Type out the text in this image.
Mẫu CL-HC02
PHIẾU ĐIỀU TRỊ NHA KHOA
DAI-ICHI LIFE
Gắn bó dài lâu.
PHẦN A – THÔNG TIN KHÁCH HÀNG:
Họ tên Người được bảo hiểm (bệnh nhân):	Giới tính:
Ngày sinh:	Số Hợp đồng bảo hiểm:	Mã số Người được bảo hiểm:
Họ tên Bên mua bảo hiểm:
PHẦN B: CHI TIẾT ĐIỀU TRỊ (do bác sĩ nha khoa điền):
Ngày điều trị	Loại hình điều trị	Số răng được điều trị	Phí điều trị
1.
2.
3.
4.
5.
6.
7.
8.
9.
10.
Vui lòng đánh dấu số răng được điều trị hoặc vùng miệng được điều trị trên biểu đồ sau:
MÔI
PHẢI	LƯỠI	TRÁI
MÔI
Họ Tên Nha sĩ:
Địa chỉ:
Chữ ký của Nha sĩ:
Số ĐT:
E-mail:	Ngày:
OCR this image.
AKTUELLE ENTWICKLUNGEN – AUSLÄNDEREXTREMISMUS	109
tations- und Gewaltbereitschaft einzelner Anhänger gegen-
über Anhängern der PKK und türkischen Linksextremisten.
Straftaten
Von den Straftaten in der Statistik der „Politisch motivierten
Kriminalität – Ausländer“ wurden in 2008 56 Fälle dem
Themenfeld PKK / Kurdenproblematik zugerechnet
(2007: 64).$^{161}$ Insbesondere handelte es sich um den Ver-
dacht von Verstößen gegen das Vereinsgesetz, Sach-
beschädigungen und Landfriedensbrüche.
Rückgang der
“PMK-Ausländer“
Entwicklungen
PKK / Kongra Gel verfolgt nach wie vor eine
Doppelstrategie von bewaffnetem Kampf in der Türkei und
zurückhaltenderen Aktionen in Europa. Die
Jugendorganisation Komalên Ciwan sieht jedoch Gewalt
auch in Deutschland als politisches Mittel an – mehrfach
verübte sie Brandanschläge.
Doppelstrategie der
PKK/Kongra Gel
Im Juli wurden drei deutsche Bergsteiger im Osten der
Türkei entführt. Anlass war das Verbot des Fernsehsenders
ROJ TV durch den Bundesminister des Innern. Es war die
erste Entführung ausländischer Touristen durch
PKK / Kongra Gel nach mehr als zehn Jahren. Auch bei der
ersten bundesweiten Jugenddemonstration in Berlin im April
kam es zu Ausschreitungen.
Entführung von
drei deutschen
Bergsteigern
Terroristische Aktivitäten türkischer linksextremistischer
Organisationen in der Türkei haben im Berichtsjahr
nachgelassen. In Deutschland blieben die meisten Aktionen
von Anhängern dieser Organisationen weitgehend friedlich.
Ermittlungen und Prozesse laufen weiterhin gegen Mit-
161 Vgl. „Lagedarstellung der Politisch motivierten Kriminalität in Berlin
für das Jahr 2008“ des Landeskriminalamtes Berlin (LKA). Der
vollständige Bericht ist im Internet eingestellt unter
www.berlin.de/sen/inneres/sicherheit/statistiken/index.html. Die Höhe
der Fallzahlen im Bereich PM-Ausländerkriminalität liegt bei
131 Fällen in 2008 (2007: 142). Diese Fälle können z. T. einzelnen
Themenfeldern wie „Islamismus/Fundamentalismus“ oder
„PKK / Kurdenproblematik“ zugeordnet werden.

==============================

EXERCISE DIRECTIONS
Exactly reproduce the lines beginning with the one that contains "OCR this image." and ending with the last line of the material, both included. Leave out everything else.

FINISHED ANSWER
OCR this image.
AKTUELLE ENTWICKLUNGEN – AUSLÄNDEREXTREMISMUS	109
tations- und Gewaltbereitschaft einzelner Anhänger gegen-
über Anhängern der PKK und türkischen Linksextremisten.
Straftaten
Von den Straftaten in der Statistik der „Politisch motivierten
Kriminalität – Ausländer“ wurden in 2008 56 Fälle dem
Themenfeld PKK / Kurdenproblematik zugerechnet
(2007: 64).$^{161}$ Insbesondere handelte es sich um den Ver-
dacht von Verstößen gegen das Vereinsgesetz, Sach-
beschädigungen und Landfriedensbrüche.
Rückgang der
“PMK-Ausländer“
Entwicklungen
PKK / Kongra Gel verfolgt nach wie vor eine
Doppelstrategie von bewaffnetem Kampf in der Türkei und
zurückhaltenderen Aktionen in Europa. Die
Jugendorganisation Komalên Ciwan sieht jedoch Gewalt
auch in Deutschland als politisches Mittel an – mehrfach
verübte sie Brandanschläge.
Doppelstrategie der
PKK/Kongra Gel
Im Juli wurden drei deutsche Bergsteiger im Osten der
Türkei entführt. Anlass war das Verbot des Fernsehsenders
ROJ TV durch den Bundesminister des Innern. Es war die
erste Entführung ausländischer Touristen durch
PKK / Kongra Gel nach mehr als zehn Jahren. Auch bei der
ersten bundesweiten Jugenddemonstration in Berlin im April
kam es zu Ausschreitungen.
Entführung von
drei deutschen
Bergsteigern
Terroristische Aktivitäten türkischer linksextremistischer
Organisationen in der Türkei haben im Berichtsjahr
nachgelassen. In Deutschland blieben die meisten Aktionen
von Anhängern dieser Organisationen weitgehend friedlich.
Ermittlungen und Prozesse laufen weiterhin gegen Mit-
161 Vgl. „Lagedarstellung der Politisch motivierten Kriminalität in Berlin
für das Jahr 2008“ des Landeskriminalamtes Berlin (LKA). Der
vollständige Bericht ist im Internet eingestellt unter
www.berlin.de/sen/inneres/sicherheit/statistiken/index.html. Die Höhe
der Fallzahlen im Bereich PM-Ausländerkriminalität liegt bei
131 Fällen in 2008 (2007: 142). Diese Fälle können z. T. einzelnen
Themenfeldern wie „Islamismus/Fundamentalismus“ oder
„PKK / Kurdenproblematik“ zugeordnet werden.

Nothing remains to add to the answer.